Data items

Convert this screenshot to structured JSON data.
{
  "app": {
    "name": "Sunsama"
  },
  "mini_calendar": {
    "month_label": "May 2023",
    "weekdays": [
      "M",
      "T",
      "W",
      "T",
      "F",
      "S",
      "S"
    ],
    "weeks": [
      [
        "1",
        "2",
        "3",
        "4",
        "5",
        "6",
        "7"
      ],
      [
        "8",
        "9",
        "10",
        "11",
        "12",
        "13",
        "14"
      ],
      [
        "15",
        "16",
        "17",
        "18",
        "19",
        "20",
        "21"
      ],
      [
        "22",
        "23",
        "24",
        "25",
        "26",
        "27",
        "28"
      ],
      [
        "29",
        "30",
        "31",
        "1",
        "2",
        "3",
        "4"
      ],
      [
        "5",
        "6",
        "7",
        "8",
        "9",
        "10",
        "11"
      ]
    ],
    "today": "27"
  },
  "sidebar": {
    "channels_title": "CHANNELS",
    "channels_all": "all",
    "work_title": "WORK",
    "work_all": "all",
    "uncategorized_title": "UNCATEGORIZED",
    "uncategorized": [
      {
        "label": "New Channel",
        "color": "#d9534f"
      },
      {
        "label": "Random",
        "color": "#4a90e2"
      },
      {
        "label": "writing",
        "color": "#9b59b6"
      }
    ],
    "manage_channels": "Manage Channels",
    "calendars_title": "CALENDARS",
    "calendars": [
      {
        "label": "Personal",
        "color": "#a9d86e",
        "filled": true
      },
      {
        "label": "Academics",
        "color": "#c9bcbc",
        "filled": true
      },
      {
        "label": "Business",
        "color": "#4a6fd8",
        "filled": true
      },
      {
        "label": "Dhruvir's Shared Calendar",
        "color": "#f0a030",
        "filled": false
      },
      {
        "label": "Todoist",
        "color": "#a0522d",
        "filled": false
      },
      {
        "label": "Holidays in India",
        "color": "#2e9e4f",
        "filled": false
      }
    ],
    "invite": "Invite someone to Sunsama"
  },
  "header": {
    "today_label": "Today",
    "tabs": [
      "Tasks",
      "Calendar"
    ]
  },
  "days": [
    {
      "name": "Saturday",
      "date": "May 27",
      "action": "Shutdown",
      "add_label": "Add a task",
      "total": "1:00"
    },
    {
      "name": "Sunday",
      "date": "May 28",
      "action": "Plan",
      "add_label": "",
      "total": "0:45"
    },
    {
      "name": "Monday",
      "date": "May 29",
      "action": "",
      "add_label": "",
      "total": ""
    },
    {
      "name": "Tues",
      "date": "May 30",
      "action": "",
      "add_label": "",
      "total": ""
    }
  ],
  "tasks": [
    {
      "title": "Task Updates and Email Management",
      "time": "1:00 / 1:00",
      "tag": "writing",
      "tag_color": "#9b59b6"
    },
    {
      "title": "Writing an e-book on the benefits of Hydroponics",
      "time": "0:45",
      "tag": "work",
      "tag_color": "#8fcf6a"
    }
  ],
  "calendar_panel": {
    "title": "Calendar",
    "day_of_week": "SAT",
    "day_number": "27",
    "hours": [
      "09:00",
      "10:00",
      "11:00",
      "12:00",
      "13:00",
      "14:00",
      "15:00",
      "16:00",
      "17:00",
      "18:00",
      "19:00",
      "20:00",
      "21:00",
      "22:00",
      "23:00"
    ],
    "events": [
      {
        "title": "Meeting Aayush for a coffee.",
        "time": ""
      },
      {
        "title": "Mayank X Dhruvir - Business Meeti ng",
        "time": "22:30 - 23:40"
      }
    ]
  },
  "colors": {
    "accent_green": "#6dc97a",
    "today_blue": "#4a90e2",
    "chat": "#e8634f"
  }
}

*TO BE DONE*
Reproduce each entry word for word.

*COMPLETE RESPONSE*
Convert this screenshot to structured JSON data.
{
  "app": {
    "name": "Sunsama"
  },
  "mini_calendar": {
    "month_label": "May 2023",
    "weekdays": [
      "M",
      "T",
      "W",
      "T",
      "F",
      "S",
      "S"
    ],
    "weeks": [
      [
        "1",
        "2",
        "3",
        "4",
        "5",
        "6",
        "7"
      ],
      [
        "8",
        "9",
        "10",
        "11",
        "12",
        "13",
        "14"
      ],
      [
        "15",
        "16",
        "17",
        "18",
        "19",
        "20",
        "21"
      ],
      [
        "22",
        "23",
        "24",
        "25",
        "26",
        "27",
        "28"
      ],
      [
        "29",
        "30",
        "31",
        "1",
        "2",
        "3",
        "4"
      ],
      [
        "5",
        "6",
        "7",
        "8",
        "9",
        "10",
        "11"
      ]
    ],
    "today": "27"
  },
  "sidebar": {
    "channels_title": "CHANNELS",
    "channels_all": "all",
    "work_title": "WORK",
    "work_all": "all",
    "uncategorized_title": "UNCATEGORIZED",
    "uncategorized": [
      {
        "label": "New Channel",
        "color": "#d9534f"
      },
      {
        "label": "Random",
        "color": "#4a90e2"
      },
      {
        "label": "writing",
        "color": "#9b59b6"
      }
    ],
    "manage_channels": "Manage Channels",
    "calendars_title": "CALENDARS",
    "calendars": [
      {
        "label": "Personal",
        "color": "#a9d86e",
        "filled": true
      },
      {
        "label": "Academics",
        "color": "#c9bcbc",
        "filled": true
      },
      {
        "label": "Business",
        "color": "#4a6fd8",
        "filled": true
      },
      {
        "label": "Dhruvir's Shared Calendar",
        "color": "#f0a030",
        "filled": false
      },
      {
        "label": "Todoist",
        "color": "#a0522d",
        "filled": false
      },
      {
        "label": "Holidays in India",
        "color": "#2e9e4f",
        "filled": false
      }
    ],
    "invite": "Invite someone to Sunsama"
  },
  "header": {
    "today_label": "Today",
    "tabs": [
      "Tasks",
      "Calendar"
    ]
  },
  "days": [
    {
      "name": "Saturday",
      "date": "May 27",
      "action": "Shutdown",
      "add_label": "Add a task",
      "total": "1:00"
    },
    {
      "name": "Sunday",
      "date": "May 28",
      "action": "Plan",
      "add_label": "",
      "total": "0:45"
    },
    {
      "name": "Monday",
      "date": "May 29",
      "action": "",
      "add_label": "",
      "total": ""
    },
    {
      "name": "Tues",
      "date": "May 30",
      "action": "",
      "add_label": "",
      "total": ""
    }
  ],
  "tasks": [
    {
      "title": "Task Updates and Email Management",
      "time": "1:00 / 1:00",
      "tag": "writing",
      "tag_color": "#9b59b6"
    },
    {
      "title": "Writing an e-book on the benefits of Hydroponics",
      "time": "0:45",
      "tag": "work",
      "tag_color": "#8fcf6a"
    }
  ],
  "calendar_panel": {
    "title": "Calendar",
    "day_of_week": "SAT",
    "day_number": "27",
    "hours": [
      "09:00",
      "10:00",
      "11:00",
      "12:00",
      "13:00",
      "14:00",
      "15:00",
      "16:00",
      "17:00",
      "18:00",
      "19:00",
      "20:00",
      "21:00",
      "22:00",
      "23:00"
    ],
    "events": [
      {
        "title": "Meeting Aayush for a coffee.",
        "time": ""
      },
      {
        "title": "Mayank X Dhruvir - Business Meeti ng",
        "time": "22:30 - 23:40"
      }
    ]
  },
  "colors": {
    "accent_green": "#6dc97a",
    "today_blue": "#4a90e2",
    "chat": "#e8634f"
  }
}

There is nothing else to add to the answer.